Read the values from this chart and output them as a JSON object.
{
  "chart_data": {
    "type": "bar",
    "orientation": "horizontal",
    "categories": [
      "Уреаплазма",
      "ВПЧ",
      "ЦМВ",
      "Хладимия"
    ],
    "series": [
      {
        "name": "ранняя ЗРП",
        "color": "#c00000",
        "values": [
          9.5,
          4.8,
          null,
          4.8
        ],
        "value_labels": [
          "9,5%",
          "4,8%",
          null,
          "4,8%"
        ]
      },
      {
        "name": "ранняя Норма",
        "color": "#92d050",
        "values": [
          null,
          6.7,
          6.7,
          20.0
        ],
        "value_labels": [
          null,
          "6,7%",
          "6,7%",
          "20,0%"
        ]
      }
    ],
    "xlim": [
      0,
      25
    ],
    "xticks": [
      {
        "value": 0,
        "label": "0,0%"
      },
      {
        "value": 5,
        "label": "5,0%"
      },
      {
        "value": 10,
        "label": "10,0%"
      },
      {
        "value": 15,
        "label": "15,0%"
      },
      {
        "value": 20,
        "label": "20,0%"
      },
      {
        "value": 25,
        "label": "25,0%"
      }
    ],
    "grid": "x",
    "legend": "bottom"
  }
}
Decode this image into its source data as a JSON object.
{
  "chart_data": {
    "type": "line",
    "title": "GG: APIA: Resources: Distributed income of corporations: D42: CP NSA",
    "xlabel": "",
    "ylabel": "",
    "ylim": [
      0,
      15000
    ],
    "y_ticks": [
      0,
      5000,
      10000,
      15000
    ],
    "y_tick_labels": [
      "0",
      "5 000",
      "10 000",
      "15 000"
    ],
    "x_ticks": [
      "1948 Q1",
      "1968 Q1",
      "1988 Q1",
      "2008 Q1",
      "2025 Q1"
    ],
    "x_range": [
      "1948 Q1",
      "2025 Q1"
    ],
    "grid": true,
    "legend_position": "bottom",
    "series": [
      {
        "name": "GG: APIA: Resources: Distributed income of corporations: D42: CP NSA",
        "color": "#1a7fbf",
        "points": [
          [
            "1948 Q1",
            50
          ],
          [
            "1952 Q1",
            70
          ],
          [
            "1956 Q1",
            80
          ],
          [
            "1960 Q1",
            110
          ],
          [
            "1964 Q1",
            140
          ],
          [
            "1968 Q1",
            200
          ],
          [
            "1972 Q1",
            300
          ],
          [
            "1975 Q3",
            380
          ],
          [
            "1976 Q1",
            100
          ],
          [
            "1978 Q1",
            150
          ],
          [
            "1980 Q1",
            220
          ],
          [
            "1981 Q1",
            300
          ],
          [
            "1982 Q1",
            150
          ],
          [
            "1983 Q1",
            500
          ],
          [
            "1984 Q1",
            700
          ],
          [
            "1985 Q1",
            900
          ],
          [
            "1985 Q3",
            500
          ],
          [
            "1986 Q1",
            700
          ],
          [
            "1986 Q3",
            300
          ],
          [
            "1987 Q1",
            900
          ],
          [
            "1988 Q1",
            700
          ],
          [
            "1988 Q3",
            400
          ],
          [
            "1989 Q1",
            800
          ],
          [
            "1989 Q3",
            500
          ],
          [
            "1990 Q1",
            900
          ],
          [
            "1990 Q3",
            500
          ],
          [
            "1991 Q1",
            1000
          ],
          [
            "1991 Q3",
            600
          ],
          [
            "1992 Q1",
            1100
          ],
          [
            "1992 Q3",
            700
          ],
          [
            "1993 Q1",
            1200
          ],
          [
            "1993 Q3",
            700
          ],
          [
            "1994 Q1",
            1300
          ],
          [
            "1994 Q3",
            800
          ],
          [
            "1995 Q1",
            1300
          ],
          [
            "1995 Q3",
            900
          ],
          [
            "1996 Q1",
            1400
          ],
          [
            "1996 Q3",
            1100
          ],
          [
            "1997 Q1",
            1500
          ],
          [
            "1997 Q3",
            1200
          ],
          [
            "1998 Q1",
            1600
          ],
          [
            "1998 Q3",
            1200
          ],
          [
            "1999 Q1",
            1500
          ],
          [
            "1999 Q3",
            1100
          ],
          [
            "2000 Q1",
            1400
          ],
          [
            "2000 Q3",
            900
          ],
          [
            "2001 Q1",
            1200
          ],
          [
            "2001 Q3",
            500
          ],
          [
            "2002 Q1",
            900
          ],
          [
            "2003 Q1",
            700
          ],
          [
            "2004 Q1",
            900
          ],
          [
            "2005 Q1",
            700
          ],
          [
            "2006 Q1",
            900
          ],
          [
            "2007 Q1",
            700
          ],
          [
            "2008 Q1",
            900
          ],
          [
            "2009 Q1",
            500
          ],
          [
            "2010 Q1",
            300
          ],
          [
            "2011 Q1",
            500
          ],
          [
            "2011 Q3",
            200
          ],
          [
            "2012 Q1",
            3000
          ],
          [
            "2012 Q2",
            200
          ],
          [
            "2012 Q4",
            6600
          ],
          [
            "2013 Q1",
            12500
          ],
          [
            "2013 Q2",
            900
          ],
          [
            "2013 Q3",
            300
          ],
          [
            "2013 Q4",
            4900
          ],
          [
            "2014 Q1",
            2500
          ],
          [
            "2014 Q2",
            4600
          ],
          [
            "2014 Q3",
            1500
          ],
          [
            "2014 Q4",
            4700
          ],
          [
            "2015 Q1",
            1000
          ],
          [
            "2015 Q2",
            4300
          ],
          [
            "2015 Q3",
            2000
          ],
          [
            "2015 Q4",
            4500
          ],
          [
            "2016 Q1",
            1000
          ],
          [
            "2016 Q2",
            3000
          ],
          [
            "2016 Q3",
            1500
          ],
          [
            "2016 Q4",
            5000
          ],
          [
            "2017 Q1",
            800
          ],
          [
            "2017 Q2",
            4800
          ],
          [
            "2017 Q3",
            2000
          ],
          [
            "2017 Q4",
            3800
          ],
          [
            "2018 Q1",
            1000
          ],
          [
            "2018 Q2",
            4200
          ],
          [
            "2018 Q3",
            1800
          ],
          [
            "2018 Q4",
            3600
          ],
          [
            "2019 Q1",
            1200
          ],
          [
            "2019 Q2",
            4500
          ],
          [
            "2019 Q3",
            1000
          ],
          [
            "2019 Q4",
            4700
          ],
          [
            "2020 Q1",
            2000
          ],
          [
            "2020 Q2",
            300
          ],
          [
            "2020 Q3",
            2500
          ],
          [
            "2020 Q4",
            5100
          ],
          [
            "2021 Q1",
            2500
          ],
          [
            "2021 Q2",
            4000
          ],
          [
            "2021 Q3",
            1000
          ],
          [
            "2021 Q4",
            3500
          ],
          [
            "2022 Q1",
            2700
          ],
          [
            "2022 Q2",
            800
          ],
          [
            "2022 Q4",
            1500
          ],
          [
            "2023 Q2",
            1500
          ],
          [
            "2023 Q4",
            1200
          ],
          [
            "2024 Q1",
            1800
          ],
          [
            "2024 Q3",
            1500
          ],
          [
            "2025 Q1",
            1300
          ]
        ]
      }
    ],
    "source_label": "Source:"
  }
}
· · ·
→ **Task details**
Count each line of the entries that holds the word "color", then state the total and nothing more.

→ **Response to this exercise**
3